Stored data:
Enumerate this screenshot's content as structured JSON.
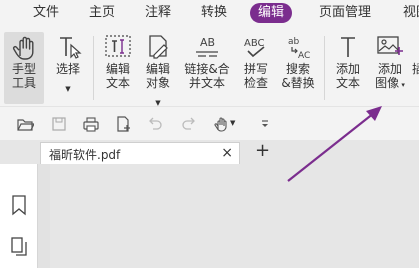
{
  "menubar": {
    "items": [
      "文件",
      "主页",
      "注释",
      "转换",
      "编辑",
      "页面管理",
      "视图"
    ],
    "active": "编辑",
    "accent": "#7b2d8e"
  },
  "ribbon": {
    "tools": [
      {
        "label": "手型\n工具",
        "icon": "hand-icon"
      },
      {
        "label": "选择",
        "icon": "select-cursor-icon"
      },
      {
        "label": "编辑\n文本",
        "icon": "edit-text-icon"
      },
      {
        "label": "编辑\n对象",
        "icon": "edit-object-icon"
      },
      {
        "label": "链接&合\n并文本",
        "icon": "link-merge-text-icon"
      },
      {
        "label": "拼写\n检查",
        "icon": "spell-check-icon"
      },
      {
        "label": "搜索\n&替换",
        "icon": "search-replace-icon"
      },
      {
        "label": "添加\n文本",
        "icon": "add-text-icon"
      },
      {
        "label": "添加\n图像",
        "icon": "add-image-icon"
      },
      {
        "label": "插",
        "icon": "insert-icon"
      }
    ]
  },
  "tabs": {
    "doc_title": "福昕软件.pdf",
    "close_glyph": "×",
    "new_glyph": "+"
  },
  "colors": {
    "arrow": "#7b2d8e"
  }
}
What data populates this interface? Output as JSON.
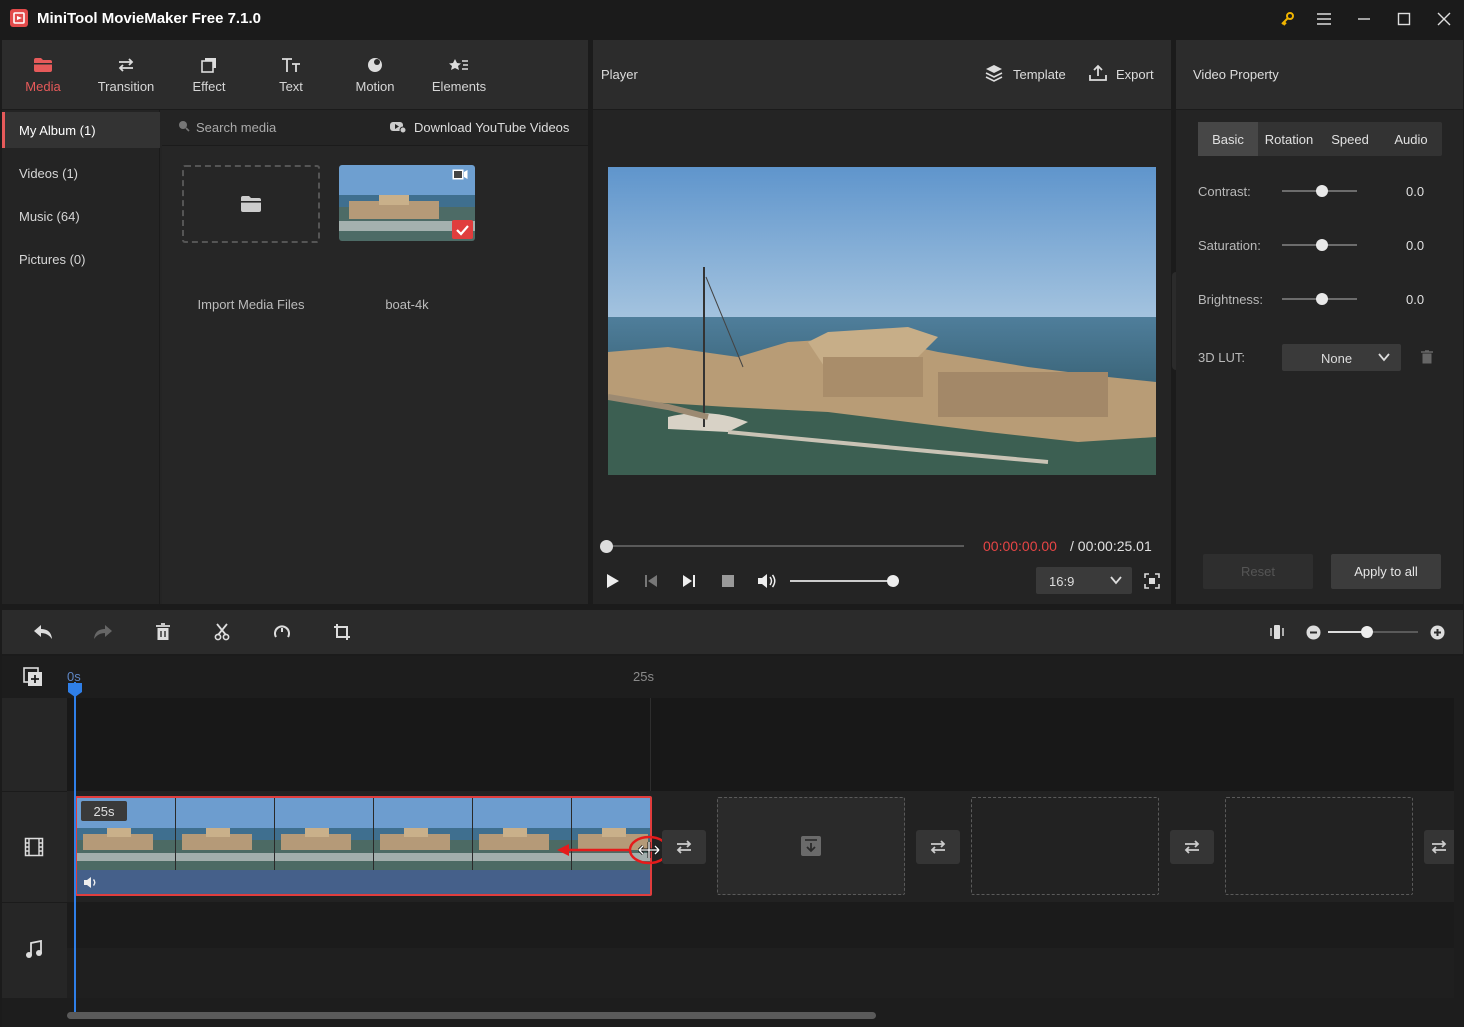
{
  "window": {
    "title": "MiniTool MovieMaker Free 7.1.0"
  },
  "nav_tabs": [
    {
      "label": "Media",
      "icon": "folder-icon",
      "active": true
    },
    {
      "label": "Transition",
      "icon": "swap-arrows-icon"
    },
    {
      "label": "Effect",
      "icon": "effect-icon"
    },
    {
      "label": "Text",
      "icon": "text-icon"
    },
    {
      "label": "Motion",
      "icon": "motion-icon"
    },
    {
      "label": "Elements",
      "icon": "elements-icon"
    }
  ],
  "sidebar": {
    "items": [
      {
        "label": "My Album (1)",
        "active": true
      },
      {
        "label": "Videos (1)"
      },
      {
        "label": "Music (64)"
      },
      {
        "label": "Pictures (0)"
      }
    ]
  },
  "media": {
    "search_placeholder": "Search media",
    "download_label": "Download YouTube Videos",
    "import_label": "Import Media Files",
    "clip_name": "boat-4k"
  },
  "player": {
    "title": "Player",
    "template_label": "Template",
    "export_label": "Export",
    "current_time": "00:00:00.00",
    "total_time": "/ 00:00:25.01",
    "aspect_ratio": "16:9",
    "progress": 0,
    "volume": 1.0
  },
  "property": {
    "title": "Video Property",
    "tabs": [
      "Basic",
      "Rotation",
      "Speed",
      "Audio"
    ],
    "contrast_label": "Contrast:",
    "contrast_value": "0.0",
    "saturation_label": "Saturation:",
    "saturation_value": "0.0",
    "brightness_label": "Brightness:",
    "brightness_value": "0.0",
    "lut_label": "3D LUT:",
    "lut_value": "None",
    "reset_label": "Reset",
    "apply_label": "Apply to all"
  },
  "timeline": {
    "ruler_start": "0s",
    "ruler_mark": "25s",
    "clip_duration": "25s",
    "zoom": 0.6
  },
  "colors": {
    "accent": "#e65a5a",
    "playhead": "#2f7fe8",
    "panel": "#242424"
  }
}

* * *

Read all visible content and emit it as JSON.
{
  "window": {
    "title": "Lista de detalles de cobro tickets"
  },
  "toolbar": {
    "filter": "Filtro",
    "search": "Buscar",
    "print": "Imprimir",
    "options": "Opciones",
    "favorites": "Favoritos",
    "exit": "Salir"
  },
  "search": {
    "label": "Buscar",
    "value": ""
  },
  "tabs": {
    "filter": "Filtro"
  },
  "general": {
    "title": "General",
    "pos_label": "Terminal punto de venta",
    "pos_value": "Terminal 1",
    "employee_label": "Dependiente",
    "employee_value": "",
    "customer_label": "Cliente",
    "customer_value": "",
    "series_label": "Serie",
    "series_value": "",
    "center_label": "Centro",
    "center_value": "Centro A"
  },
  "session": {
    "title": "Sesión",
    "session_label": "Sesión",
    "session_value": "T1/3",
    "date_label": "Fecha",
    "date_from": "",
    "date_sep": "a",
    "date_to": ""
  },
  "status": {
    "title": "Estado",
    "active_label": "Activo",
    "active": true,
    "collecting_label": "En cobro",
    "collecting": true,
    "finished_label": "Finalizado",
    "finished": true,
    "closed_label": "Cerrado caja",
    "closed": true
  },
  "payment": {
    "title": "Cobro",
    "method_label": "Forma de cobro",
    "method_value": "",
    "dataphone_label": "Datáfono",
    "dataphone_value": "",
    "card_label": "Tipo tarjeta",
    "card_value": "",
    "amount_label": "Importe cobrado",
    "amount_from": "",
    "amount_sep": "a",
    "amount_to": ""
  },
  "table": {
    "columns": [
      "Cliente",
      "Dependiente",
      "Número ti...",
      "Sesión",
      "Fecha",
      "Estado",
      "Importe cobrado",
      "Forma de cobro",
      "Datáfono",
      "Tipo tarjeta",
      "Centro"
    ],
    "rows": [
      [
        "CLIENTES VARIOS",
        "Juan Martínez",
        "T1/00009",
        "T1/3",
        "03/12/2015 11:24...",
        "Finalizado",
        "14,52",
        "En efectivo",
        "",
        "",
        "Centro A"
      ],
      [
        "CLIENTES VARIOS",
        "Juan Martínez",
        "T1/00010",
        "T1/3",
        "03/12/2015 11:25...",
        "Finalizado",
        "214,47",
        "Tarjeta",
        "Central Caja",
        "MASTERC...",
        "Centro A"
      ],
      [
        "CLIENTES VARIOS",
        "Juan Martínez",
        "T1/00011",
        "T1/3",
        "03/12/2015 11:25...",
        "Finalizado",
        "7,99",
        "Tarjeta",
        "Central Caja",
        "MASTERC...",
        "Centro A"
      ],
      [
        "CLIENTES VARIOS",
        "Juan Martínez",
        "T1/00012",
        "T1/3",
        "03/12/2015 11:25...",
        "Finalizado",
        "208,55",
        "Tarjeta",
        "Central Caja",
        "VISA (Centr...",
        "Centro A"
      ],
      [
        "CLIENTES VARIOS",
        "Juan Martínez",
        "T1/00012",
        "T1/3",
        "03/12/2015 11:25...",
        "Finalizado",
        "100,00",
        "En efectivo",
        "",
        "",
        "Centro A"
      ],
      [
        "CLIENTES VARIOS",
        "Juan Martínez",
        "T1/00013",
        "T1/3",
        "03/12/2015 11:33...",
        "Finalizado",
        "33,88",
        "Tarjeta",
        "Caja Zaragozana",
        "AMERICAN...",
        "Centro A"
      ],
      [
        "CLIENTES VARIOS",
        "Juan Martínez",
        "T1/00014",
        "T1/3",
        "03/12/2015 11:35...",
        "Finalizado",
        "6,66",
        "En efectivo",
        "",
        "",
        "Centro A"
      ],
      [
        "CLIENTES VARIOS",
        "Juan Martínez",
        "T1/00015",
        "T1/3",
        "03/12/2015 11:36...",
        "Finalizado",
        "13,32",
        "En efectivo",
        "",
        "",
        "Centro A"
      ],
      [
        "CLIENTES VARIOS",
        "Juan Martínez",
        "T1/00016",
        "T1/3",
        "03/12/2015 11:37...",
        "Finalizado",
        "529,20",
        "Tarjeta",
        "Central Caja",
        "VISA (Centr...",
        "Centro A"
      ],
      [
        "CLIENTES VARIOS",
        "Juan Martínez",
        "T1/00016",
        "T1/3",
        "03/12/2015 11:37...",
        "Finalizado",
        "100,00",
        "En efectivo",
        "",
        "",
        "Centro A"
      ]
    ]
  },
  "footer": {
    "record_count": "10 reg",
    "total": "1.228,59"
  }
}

Prompt: Above are the entries; count how many of their lines contain the word "Importe" and give only that number.

Solution for this exercise: 2